## start MATERIAL FOR THE TASK

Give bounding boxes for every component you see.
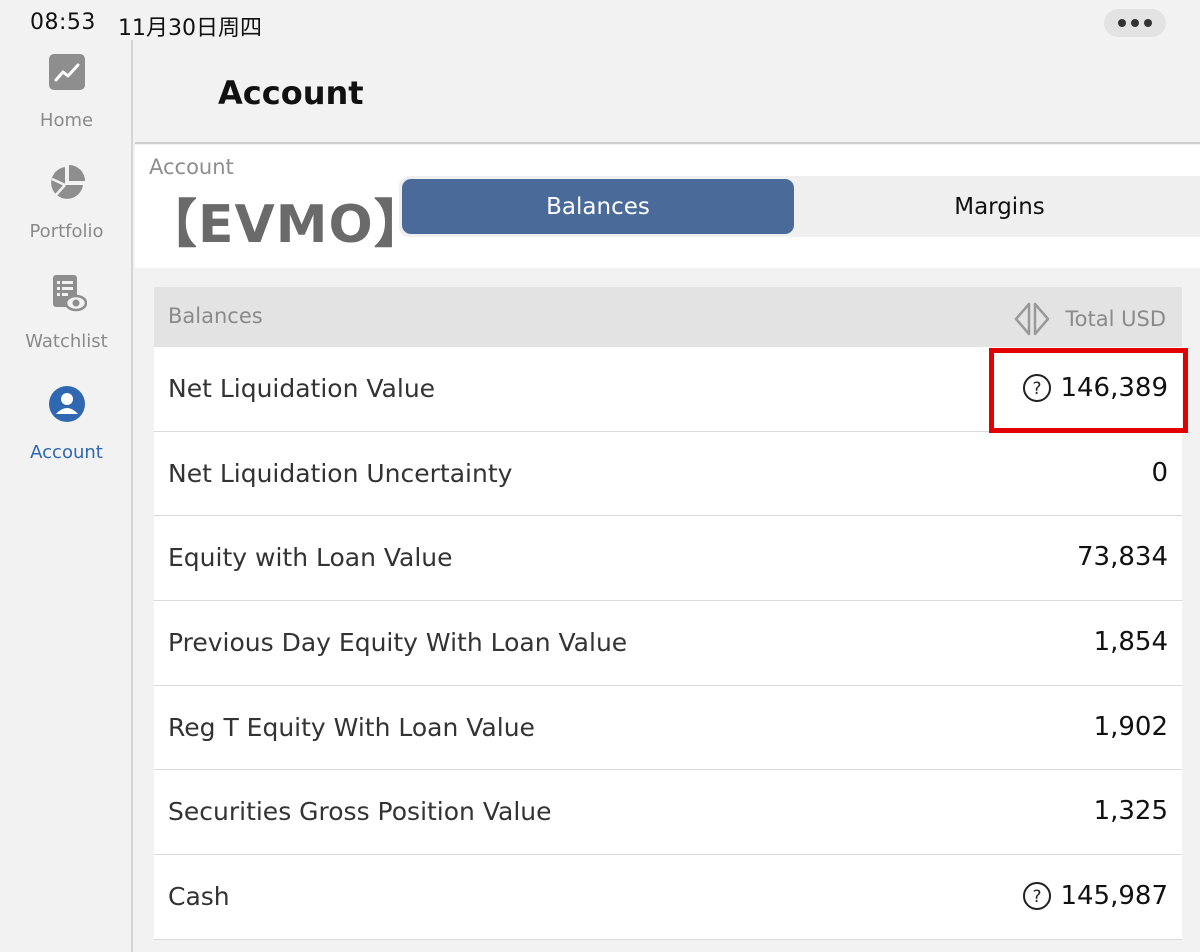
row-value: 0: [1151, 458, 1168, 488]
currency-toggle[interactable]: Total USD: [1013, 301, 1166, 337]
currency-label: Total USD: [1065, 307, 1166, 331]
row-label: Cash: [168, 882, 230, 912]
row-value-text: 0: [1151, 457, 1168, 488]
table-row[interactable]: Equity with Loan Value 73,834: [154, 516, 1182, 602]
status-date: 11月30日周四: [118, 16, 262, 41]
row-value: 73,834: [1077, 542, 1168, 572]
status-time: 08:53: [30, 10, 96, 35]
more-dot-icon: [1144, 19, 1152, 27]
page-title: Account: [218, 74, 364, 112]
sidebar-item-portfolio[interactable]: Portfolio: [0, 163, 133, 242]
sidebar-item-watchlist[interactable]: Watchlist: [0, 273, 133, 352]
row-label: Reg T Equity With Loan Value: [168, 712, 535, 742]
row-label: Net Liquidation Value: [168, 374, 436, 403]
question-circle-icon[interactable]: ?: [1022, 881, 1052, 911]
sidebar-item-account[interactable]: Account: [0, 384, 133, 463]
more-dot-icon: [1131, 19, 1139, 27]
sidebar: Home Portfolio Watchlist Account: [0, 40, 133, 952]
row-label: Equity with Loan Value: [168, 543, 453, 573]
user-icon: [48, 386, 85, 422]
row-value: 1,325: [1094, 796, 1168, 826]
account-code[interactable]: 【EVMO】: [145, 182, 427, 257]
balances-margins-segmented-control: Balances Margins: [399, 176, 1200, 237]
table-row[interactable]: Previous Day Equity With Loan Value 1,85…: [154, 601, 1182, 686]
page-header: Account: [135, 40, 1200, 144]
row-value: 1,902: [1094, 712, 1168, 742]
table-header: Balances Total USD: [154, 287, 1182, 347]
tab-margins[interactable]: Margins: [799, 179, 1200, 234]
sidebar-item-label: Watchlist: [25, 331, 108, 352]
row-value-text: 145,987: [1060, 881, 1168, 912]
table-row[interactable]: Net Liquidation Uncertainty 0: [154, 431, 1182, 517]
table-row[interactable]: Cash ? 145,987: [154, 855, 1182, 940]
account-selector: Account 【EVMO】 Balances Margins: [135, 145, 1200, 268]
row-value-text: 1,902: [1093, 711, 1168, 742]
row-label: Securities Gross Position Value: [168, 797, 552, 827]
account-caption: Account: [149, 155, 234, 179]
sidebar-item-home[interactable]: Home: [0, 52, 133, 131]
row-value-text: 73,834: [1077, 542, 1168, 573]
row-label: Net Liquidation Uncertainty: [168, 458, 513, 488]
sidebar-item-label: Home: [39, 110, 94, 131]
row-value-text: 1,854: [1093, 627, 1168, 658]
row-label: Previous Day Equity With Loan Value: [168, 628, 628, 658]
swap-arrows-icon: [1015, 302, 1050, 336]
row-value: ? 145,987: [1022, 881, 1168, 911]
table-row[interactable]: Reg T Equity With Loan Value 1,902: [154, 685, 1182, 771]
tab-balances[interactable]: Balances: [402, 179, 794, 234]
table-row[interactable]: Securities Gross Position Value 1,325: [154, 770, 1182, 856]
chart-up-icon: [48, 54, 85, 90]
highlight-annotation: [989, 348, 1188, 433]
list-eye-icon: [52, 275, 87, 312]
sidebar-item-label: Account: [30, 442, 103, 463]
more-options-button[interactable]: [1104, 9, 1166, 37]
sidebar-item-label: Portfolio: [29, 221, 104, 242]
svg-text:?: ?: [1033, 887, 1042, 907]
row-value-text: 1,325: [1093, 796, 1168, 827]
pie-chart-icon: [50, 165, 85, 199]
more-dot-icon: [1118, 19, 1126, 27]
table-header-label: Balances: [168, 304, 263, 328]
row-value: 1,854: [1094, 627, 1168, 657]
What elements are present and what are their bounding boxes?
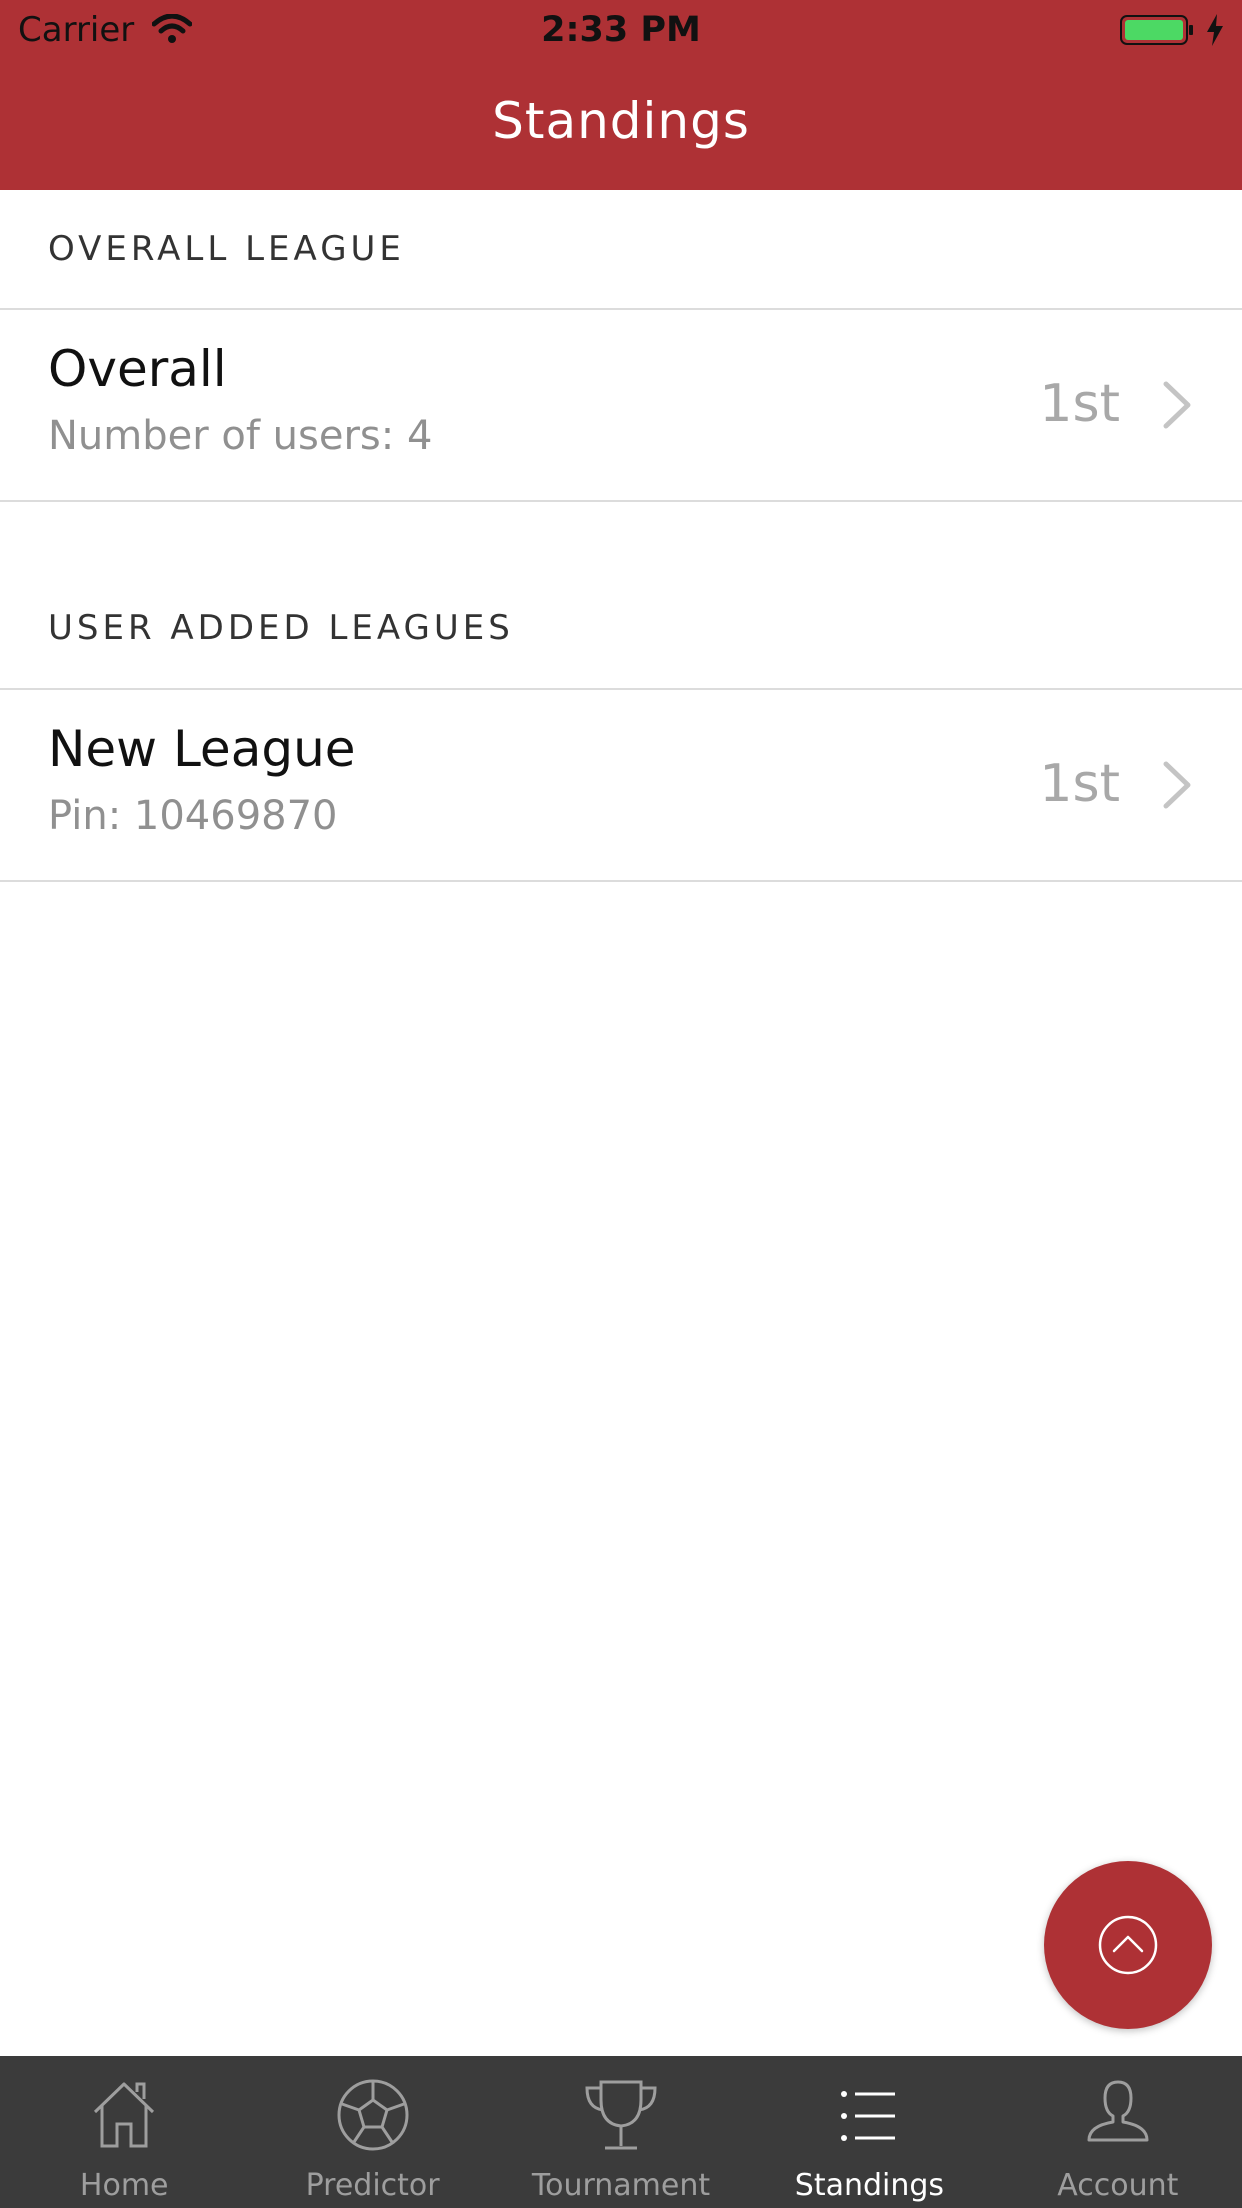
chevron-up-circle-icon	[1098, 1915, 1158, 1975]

## end MATERIAL FOR THE TASK

Reproduce the rows above with each "sidebar-item-label" replaced by "sidebar-label" and everything else unchanged, omitting the pictures.

### [ANSWER TO THIS EXERCISE]
Give bounding boxes for every component you see.
row-value: 0: [1151, 458, 1168, 488]
currency-toggle[interactable]: Total USD: [1013, 301, 1166, 337]
currency-label: Total USD: [1065, 307, 1166, 331]
row-label: Cash: [168, 882, 230, 912]
row-value-text: 0: [1151, 457, 1168, 488]
table-row[interactable]: Equity with Loan Value 73,834: [154, 516, 1182, 602]
status-date: 11月30日周四: [118, 16, 262, 41]
row-value: 73,834: [1077, 542, 1168, 572]
status-time: 08:53: [30, 10, 96, 35]
more-dot-icon: [1144, 19, 1152, 27]
page-title: Account: [218, 74, 364, 112]
sidebar-item-portfolio[interactable]: Portfolio: [0, 163, 133, 242]
sidebar-item-watchlist[interactable]: Watchlist: [0, 273, 133, 352]
row-label: Reg T Equity With Loan Value: [168, 712, 535, 742]
row-label: Net Liquidation Value: [168, 374, 436, 403]
question-circle-icon[interactable]: ?: [1022, 881, 1052, 911]
sidebar-item-account[interactable]: Account: [0, 384, 133, 463]
more-dot-icon: [1131, 19, 1139, 27]
sidebar: Home Portfolio Watchlist Account: [0, 40, 133, 952]
row-label: Equity with Loan Value: [168, 543, 453, 573]
user-icon: [48, 386, 85, 422]
row-value: 1,325: [1094, 796, 1168, 826]
account-code[interactable]: 【EVMO】: [145, 182, 427, 257]
balances-margins-segmented-control: Balances Margins: [399, 176, 1200, 237]
table-row[interactable]: Previous Day Equity With Loan Value 1,85…: [154, 601, 1182, 686]
page-header: Account: [135, 40, 1200, 144]
row-value: 1,902: [1094, 712, 1168, 742]
table-header: Balances Total USD: [154, 287, 1182, 347]
tab-margins[interactable]: Margins: [799, 179, 1200, 234]
sidebar-label: Watchlist: [25, 331, 108, 352]
row-value-text: 145,987: [1060, 881, 1168, 912]
table-row[interactable]: Net Liquidation Uncertainty 0: [154, 431, 1182, 517]
table-row[interactable]: Cash ? 145,987: [154, 855, 1182, 940]
account-selector: Account 【EVMO】 Balances Margins: [135, 145, 1200, 268]
row-value-text: 1,902: [1093, 711, 1168, 742]
row-label: Securities Gross Position Value: [168, 797, 552, 827]
account-caption: Account: [149, 155, 234, 179]
sidebar-item-home[interactable]: Home: [0, 52, 133, 131]
row-value-text: 73,834: [1077, 542, 1168, 573]
row-label: Net Liquidation Uncertainty: [168, 458, 513, 488]
sidebar-label: Home: [39, 110, 94, 131]
row-value-text: 1,854: [1093, 627, 1168, 658]
row-label: Previous Day Equity With Loan Value: [168, 628, 628, 658]
swap-arrows-icon: [1015, 302, 1050, 336]
row-value: ? 145,987: [1022, 881, 1168, 911]
table-row[interactable]: Reg T Equity With Loan Value 1,902: [154, 685, 1182, 771]
tab-balances[interactable]: Balances: [402, 179, 794, 234]
table-row[interactable]: Securities Gross Position Value 1,325: [154, 770, 1182, 856]
chart-up-icon: [48, 54, 85, 90]
highlight-annotation: [989, 348, 1188, 433]
list-eye-icon: [52, 275, 87, 312]
sidebar-label: Account: [30, 442, 103, 463]
more-options-button[interactable]: [1104, 9, 1166, 37]
sidebar-label: Portfolio: [29, 221, 104, 242]
svg-text:?: ?: [1033, 887, 1042, 907]
row-value-text: 1,325: [1093, 796, 1168, 827]
pie-chart-icon: [50, 165, 85, 199]
more-dot-icon: [1118, 19, 1126, 27]
table-header-label: Balances: [168, 304, 263, 328]
row-value: 1,854: [1094, 627, 1168, 657]
What elements are present and what are their bounding boxes?
chevron-up-circle-icon	[1098, 1915, 1158, 1975]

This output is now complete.